THE INPUT
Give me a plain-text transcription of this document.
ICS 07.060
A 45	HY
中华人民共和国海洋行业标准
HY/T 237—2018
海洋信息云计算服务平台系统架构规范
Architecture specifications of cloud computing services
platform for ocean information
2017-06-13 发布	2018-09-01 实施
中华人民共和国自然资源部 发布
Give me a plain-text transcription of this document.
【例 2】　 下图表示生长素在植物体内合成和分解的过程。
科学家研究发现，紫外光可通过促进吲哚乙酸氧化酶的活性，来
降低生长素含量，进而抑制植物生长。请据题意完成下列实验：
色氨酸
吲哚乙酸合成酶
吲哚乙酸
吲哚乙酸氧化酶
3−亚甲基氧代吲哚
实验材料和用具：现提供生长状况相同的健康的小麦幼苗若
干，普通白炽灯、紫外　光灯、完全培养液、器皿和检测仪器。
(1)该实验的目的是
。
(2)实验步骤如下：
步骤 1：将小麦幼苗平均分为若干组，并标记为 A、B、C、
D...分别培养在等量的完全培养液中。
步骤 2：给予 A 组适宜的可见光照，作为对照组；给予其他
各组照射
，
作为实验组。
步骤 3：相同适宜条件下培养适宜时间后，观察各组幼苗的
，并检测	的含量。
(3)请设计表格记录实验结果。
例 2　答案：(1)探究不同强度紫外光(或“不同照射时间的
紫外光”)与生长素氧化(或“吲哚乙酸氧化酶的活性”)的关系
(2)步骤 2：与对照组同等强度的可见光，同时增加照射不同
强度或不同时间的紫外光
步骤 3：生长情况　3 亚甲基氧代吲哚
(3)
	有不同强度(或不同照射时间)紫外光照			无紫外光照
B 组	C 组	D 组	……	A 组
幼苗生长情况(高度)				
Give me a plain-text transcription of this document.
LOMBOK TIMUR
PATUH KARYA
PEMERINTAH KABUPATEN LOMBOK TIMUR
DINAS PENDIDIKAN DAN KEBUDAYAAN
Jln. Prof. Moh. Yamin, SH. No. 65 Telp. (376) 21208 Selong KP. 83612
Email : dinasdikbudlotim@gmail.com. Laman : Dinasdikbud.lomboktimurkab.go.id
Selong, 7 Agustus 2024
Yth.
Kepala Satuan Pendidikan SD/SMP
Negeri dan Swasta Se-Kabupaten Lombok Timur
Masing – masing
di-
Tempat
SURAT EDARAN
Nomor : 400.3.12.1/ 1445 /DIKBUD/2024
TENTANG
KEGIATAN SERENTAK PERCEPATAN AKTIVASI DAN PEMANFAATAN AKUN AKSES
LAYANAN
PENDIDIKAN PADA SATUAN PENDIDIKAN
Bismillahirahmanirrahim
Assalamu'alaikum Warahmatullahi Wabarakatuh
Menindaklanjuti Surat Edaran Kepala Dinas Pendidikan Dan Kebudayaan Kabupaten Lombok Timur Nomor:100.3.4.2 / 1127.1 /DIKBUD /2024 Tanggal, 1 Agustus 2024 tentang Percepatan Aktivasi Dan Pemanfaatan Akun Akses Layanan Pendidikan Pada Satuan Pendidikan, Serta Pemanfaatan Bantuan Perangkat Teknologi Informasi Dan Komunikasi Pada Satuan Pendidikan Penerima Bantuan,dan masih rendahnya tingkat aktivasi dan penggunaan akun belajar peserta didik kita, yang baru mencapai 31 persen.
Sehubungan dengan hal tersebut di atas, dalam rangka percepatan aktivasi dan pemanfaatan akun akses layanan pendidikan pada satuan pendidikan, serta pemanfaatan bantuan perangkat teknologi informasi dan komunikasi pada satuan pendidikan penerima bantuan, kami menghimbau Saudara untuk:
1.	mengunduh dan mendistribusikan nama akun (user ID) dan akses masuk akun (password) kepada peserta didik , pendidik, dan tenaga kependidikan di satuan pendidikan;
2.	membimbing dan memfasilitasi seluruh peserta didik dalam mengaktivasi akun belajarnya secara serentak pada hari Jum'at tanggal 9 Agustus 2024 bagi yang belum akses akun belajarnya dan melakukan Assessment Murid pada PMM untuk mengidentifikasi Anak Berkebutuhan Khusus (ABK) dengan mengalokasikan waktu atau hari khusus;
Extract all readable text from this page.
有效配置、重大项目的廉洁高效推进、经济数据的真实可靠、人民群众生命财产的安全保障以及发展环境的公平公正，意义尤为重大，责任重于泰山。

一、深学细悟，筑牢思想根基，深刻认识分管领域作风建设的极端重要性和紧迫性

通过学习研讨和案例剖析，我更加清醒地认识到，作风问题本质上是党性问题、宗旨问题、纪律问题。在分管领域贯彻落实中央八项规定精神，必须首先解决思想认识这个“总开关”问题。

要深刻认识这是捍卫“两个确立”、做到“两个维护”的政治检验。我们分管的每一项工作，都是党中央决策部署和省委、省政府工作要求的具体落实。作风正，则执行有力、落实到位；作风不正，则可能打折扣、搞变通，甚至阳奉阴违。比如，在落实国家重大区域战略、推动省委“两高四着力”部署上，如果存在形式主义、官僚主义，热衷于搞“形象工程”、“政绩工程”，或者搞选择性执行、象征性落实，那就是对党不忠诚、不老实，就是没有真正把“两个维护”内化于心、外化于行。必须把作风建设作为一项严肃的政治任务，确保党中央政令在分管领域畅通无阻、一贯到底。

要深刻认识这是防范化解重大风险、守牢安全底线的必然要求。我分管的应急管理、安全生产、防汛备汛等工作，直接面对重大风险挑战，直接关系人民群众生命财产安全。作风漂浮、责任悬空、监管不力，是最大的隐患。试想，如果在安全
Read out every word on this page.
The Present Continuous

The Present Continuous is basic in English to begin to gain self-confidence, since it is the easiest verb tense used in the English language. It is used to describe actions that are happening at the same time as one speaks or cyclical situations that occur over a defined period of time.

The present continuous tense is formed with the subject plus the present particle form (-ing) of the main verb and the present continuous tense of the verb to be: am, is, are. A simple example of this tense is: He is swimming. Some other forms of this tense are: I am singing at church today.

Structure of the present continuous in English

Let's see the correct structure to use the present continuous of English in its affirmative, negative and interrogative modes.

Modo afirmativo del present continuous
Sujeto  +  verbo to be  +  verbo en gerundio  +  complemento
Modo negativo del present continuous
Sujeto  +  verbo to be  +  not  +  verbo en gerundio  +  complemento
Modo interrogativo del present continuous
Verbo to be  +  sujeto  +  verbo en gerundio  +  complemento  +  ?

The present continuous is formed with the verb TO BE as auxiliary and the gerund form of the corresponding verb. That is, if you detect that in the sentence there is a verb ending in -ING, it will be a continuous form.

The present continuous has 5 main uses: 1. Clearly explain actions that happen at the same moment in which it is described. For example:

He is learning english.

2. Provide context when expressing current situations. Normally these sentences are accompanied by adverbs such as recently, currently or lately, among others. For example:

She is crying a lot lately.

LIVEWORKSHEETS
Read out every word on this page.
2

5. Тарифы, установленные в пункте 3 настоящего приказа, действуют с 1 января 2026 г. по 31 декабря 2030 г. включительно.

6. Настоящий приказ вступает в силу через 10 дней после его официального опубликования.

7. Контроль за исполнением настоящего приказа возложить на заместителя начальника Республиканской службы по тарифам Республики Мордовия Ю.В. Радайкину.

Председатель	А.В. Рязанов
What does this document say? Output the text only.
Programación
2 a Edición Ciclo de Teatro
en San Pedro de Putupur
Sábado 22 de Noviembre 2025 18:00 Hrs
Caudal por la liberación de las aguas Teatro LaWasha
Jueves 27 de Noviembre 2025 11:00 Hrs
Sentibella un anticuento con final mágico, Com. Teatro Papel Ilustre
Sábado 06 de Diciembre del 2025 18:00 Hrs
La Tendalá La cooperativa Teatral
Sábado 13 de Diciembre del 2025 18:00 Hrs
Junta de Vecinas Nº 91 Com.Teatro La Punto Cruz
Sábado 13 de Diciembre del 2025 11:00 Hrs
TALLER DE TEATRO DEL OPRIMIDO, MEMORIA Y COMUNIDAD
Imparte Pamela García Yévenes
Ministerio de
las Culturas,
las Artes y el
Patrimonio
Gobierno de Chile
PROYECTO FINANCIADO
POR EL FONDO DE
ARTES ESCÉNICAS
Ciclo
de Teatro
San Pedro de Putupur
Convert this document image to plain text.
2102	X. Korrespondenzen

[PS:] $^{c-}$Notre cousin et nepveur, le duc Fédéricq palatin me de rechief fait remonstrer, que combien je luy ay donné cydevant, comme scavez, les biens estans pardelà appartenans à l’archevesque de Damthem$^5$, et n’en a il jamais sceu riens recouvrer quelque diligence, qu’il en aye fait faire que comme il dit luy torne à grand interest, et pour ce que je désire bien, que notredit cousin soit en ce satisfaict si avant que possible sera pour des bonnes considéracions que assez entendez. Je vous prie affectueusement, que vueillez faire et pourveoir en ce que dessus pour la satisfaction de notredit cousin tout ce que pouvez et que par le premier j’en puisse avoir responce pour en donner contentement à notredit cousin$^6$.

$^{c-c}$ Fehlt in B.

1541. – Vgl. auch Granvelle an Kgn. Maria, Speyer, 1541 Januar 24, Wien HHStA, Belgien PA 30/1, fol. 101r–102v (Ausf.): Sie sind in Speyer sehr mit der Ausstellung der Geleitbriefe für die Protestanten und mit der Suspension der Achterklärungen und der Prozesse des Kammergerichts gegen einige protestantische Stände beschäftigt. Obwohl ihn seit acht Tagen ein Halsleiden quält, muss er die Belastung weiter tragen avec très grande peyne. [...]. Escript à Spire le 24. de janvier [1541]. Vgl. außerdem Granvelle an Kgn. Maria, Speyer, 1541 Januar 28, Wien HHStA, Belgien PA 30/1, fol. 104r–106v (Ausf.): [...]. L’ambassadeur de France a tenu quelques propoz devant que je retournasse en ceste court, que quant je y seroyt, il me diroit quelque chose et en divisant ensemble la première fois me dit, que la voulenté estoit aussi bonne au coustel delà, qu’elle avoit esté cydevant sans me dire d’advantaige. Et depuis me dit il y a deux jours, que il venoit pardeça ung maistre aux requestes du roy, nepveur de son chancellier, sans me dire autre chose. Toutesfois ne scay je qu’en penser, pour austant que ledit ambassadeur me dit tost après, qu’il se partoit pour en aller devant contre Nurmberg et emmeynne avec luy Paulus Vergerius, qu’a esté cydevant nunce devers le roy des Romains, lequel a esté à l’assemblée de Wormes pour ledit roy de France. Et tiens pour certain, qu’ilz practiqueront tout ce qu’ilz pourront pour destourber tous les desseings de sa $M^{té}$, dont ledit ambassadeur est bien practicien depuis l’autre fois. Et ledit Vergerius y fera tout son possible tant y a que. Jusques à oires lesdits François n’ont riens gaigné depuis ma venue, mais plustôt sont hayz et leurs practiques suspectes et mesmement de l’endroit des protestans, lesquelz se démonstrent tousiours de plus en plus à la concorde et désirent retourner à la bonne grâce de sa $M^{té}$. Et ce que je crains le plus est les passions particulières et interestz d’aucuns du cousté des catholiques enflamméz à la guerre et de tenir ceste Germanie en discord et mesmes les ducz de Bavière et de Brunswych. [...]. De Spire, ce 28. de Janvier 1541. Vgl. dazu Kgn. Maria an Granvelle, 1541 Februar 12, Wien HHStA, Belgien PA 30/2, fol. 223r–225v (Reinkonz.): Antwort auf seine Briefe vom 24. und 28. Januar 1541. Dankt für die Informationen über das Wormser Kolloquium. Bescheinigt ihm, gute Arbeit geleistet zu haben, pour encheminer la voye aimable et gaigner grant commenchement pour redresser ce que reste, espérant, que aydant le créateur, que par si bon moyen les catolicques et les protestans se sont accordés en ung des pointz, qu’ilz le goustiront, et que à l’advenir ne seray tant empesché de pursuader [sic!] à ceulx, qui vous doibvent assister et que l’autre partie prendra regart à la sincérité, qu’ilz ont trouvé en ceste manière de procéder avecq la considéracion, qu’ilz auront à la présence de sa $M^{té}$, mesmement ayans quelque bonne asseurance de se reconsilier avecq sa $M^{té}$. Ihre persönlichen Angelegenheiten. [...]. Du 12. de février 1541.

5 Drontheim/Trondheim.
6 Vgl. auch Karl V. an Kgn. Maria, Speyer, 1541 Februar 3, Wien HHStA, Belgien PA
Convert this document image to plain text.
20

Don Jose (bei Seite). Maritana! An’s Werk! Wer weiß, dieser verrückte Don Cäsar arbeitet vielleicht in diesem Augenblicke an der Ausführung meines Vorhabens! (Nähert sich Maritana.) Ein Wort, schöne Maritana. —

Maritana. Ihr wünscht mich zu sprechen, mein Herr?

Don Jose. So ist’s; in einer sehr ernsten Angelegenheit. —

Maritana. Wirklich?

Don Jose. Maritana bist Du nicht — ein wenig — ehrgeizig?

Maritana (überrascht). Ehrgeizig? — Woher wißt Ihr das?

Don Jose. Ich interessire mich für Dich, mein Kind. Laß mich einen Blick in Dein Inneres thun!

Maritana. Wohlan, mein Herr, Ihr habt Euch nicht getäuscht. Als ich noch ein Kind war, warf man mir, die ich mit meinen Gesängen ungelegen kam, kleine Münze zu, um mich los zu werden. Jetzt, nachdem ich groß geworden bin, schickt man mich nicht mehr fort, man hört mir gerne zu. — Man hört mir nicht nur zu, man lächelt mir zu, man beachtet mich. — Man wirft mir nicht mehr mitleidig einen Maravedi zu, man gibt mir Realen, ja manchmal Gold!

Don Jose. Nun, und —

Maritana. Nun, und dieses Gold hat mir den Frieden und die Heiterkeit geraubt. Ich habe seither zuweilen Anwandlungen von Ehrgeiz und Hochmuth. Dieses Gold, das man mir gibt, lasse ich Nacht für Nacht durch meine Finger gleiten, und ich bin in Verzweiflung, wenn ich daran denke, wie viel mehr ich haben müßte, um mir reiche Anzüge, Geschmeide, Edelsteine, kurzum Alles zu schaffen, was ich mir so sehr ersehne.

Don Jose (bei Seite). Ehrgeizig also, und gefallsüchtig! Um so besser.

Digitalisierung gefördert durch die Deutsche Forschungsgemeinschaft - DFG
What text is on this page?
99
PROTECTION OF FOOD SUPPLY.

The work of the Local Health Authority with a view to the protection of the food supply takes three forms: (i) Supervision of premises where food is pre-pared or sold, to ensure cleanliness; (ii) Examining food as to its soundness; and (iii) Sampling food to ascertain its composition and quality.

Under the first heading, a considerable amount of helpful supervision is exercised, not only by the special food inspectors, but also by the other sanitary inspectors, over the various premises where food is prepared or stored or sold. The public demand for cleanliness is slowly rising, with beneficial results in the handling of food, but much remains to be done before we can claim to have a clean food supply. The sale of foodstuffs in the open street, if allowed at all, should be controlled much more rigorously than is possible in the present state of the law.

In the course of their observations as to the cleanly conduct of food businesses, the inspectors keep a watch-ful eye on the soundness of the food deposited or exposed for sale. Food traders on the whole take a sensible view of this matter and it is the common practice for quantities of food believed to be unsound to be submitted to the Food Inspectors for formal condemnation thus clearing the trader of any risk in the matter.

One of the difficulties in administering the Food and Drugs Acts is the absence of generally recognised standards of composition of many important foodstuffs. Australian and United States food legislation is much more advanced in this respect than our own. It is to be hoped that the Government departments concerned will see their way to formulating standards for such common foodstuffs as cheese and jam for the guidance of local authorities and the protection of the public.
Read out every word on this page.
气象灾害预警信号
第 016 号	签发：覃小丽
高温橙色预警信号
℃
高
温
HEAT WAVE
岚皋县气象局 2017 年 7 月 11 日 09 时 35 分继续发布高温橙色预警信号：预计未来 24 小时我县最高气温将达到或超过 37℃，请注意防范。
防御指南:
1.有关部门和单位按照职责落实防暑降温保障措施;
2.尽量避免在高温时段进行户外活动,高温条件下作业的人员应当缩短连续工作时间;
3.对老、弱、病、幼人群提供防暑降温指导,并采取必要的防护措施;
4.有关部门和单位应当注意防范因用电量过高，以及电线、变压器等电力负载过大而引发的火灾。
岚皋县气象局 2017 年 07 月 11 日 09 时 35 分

WHAT THE TASK REQUIRES
Using the entries above, return each line in which the word "Jose" occurs.

SOLUTION TO THE PROBLEM
Don Jose (bei Seite). Maritana! An’s Werk! Wer weiß, dieser verrückte Don Cäsar arbeitet vielleicht in diesem Augenblicke an der Ausführung meines Vorhabens! (Nähert sich Maritana.) Ein Wort, schöne Maritana. —
Don Jose. So ist’s; in einer sehr ernsten Angelegenheit. —
Don Jose. Maritana bist Du nicht — ein wenig — ehrgeizig?
Don Jose. Ich interessire mich für Dich, mein Kind. Laß mich einen Blick in Dein Inneres thun!
Don Jose. Nun, und —
Don Jose (bei Seite). Ehrgeizig also, und gefallsüchtig! Um so besser.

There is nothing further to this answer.